Write out every single entry exactly.

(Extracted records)
________

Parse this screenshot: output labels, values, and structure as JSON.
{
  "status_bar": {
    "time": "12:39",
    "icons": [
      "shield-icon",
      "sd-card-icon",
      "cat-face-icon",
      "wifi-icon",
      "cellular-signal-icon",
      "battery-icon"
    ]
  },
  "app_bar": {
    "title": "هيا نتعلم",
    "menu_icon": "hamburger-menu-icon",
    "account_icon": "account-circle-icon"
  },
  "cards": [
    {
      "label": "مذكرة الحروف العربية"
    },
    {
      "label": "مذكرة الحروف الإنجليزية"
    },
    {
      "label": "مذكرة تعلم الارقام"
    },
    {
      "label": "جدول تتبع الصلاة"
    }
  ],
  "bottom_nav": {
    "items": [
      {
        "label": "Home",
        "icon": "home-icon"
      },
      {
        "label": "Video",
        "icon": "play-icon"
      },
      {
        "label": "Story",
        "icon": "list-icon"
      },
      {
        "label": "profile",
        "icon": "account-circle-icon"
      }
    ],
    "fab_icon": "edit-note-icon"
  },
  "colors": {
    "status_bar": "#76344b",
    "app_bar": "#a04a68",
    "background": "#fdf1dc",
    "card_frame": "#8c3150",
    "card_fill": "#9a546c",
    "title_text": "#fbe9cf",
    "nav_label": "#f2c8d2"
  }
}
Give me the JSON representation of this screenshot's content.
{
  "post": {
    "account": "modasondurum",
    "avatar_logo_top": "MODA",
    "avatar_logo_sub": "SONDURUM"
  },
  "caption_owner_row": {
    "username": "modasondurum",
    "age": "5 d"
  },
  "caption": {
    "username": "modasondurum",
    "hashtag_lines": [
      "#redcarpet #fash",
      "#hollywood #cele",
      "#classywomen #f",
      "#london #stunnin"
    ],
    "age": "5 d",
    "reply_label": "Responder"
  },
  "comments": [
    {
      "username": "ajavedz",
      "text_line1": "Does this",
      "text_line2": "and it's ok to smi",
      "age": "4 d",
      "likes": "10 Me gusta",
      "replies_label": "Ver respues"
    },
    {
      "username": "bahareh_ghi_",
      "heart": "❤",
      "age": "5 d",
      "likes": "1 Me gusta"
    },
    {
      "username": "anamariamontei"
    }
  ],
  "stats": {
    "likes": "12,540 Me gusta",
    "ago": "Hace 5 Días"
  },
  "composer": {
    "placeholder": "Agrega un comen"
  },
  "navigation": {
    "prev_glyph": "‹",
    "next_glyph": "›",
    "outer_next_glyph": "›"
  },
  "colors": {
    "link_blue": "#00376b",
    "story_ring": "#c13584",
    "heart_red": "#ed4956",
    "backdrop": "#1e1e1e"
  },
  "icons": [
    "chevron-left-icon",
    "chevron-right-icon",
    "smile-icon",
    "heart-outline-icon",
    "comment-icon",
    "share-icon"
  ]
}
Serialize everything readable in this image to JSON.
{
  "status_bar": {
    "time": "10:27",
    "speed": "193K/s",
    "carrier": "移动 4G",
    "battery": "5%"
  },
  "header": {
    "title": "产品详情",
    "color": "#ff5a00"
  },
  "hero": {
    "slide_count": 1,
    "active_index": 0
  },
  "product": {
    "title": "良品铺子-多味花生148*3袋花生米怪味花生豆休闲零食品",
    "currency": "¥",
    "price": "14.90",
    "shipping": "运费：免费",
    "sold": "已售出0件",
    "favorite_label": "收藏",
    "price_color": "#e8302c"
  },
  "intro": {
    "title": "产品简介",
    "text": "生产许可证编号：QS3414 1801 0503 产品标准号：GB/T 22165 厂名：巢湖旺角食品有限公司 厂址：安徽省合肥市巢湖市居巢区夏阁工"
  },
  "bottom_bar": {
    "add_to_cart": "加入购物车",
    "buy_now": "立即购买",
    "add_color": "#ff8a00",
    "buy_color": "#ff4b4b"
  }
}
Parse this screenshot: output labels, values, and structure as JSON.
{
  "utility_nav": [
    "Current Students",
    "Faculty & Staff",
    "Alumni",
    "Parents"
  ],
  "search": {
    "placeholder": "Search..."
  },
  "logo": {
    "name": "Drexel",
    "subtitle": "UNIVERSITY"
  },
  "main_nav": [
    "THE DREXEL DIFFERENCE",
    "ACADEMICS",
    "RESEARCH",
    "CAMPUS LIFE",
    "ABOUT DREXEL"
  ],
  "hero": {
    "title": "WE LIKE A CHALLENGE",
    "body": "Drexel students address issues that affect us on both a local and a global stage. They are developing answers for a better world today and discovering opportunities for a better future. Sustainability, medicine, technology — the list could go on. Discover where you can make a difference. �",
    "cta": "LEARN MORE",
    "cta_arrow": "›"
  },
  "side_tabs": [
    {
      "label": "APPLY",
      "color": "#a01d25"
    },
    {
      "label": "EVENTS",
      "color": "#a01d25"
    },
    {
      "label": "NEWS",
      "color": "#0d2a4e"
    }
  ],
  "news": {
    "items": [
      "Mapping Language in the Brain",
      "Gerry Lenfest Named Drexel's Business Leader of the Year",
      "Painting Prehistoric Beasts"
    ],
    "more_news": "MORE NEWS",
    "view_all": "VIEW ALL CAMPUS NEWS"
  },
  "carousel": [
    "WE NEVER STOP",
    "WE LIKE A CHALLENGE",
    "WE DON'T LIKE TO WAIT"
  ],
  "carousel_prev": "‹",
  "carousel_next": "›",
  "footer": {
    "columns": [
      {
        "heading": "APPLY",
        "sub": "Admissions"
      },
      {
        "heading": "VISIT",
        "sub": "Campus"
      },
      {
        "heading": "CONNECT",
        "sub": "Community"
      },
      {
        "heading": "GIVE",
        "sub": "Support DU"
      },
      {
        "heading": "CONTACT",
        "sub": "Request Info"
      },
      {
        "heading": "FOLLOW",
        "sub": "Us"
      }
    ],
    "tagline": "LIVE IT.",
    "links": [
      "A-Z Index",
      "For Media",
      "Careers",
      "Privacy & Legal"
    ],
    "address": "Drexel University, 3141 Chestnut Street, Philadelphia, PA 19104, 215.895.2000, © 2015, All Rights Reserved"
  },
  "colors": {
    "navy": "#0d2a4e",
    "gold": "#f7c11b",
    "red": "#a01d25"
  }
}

________

§ **The output**
Parse this screenshot: output labels, values, and structure as JSON.
{
  "status_bar": {
    "time": "12:39",
    "icons": [
      "shield-icon",
      "sd-card-icon",
      "cat-face-icon",
      "wifi-icon",
      "cellular-signal-icon",
      "battery-icon"
    ]
  },
  "app_bar": {
    "title": "هيا نتعلم",
    "menu_icon": "hamburger-menu-icon",
    "account_icon": "account-circle-icon"
  },
  "cards": [
    {
      "label": "مذكرة الحروف العربية"
    },
    {
      "label": "مذكرة الحروف الإنجليزية"
    },
    {
      "label": "مذكرة تعلم الارقام"
    },
    {
      "label": "جدول تتبع الصلاة"
    }
  ],
  "bottom_nav": {
    "items": [
      {
        "label": "Home",
        "icon": "home-icon"
      },
      {
        "label": "Video",
        "icon": "play-icon"
      },
      {
        "label": "Story",
        "icon": "list-icon"
      },
      {
        "label": "profile",
        "icon": "account-circle-icon"
      }
    ],
    "fab_icon": "edit-note-icon"
  },
  "colors": {
    "status_bar": "#76344b",
    "app_bar": "#a04a68",
    "background": "#fdf1dc",
    "card_frame": "#8c3150",
    "card_fill": "#9a546c",
    "title_text": "#fbe9cf",
    "nav_label": "#f2c8d2"
  }
}
Give me the JSON representation of this screenshot's content.
{
  "post": {
    "account": "modasondurum",
    "avatar_logo_top": "MODA",
    "avatar_logo_sub": "SONDURUM"
  },
  "caption_owner_row": {
    "username": "modasondurum",
    "age": "5 d"
  },
  "caption": {
    "username": "modasondurum",
    "hashtag_lines": [
      "#redcarpet #fash",
      "#hollywood #cele",
      "#classywomen #f",
      "#london #stunnin"
    ],
    "age": "5 d",
    "reply_label": "Responder"
  },
  "comments": [
    {
      "username": "ajavedz",
      "text_line1": "Does this",
      "text_line2": "and it's ok to smi",
      "age": "4 d",
      "likes": "10 Me gusta",
      "replies_label": "Ver respues"
    },
    {
      "username": "bahareh_ghi_",
      "heart": "❤",
      "age": "5 d",
      "likes": "1 Me gusta"
    },
    {
      "username": "anamariamontei"
    }
  ],
  "stats": {
    "likes": "12,540 Me gusta",
    "ago": "Hace 5 Días"
  },
  "composer": {
    "placeholder": "Agrega un comen"
  },
  "navigation": {
    "prev_glyph": "‹",
    "next_glyph": "›",
    "outer_next_glyph": "›"
  },
  "colors": {
    "link_blue": "#00376b",
    "story_ring": "#c13584",
    "heart_red": "#ed4956",
    "backdrop": "#1e1e1e"
  },
  "icons": [
    "chevron-left-icon",
    "chevron-right-icon",
    "smile-icon",
    "heart-outline-icon",
    "comment-icon",
    "share-icon"
  ]
}
Serialize everything readable in this image to JSON.
{
  "status_bar": {
    "time": "10:27",
    "speed": "193K/s",
    "carrier": "移动 4G",
    "battery": "5%"
  },
  "header": {
    "title": "产品详情",
    "color": "#ff5a00"
  },
  "hero": {
    "slide_count": 1,
    "active_index": 0
  },
  "product": {
    "title": "良品铺子-多味花生148*3袋花生米怪味花生豆休闲零食品",
    "currency": "¥",
    "price": "14.90",
    "shipping": "运费：免费",
    "sold": "已售出0件",
    "favorite_label": "收藏",
    "price_color": "#e8302c"
  },
  "intro": {
    "title": "产品简介",
    "text": "生产许可证编号：QS3414 1801 0503 产品标准号：GB/T 22165 厂名：巢湖旺角食品有限公司 厂址：安徽省合肥市巢湖市居巢区夏阁工"
  },
  "bottom_bar": {
    "add_to_cart": "加入购物车",
    "buy_now": "立即购买",
    "add_color": "#ff8a00",
    "buy_color": "#ff4b4b"
  }
}
Parse this screenshot: output labels, values, and structure as JSON.
{
  "utility_nav": [
    "Current Students",
    "Faculty & Staff",
    "Alumni",
    "Parents"
  ],
  "search": {
    "placeholder": "Search..."
  },
  "logo": {
    "name": "Drexel",
    "subtitle": "UNIVERSITY"
  },
  "main_nav": [
    "THE DREXEL DIFFERENCE",
    "ACADEMICS",
    "RESEARCH",
    "CAMPUS LIFE",
    "ABOUT DREXEL"
  ],
  "hero": {
    "title": "WE LIKE A CHALLENGE",
    "body": "Drexel students address issues that affect us on both a local and a global stage. They are developing answers for a better world today and discovering opportunities for a better future. Sustainability, medicine, technology — the list could go on. Discover where you can make a difference. �",
    "cta": "LEARN MORE",
    "cta_arrow": "›"
  },
  "side_tabs": [
    {
      "label": "APPLY",
      "color": "#a01d25"
    },
    {
      "label": "EVENTS",
      "color": "#a01d25"
    },
    {
      "label": "NEWS",
      "color": "#0d2a4e"
    }
  ],
  "news": {
    "items": [
      "Mapping Language in the Brain",
      "Gerry Lenfest Named Drexel's Business Leader of the Year",
      "Painting Prehistoric Beasts"
    ],
    "more_news": "MORE NEWS",
    "view_all": "VIEW ALL CAMPUS NEWS"
  },
  "carousel": [
    "WE NEVER STOP",
    "WE LIKE A CHALLENGE",
    "WE DON'T LIKE TO WAIT"
  ],
  "carousel_prev": "‹",
  "carousel_next": "›",
  "footer": {
    "columns": [
      {
        "heading": "APPLY",
        "sub": "Admissions"
      },
      {
        "heading": "VISIT",
        "sub": "Campus"
      },
      {
        "heading": "CONNECT",
        "sub": "Community"
      },
      {
        "heading": "GIVE",
        "sub": "Support DU"
      },
      {
        "heading": "CONTACT",
        "sub": "Request Info"
      },
      {
        "heading": "FOLLOW",
        "sub": "Us"
      }
    ],
    "tagline": "LIVE IT.",
    "links": [
      "A-Z Index",
      "For Media",
      "Careers",
      "Privacy & Legal"
    ],
    "address": "Drexel University, 3141 Chestnut Street, Philadelphia, PA 19104, 215.895.2000, © 2015, All Rights Reserved"
  },
  "colors": {
    "navy": "#0d2a4e",
    "gold": "#f7c11b",
    "red": "#a01d25"
  }
}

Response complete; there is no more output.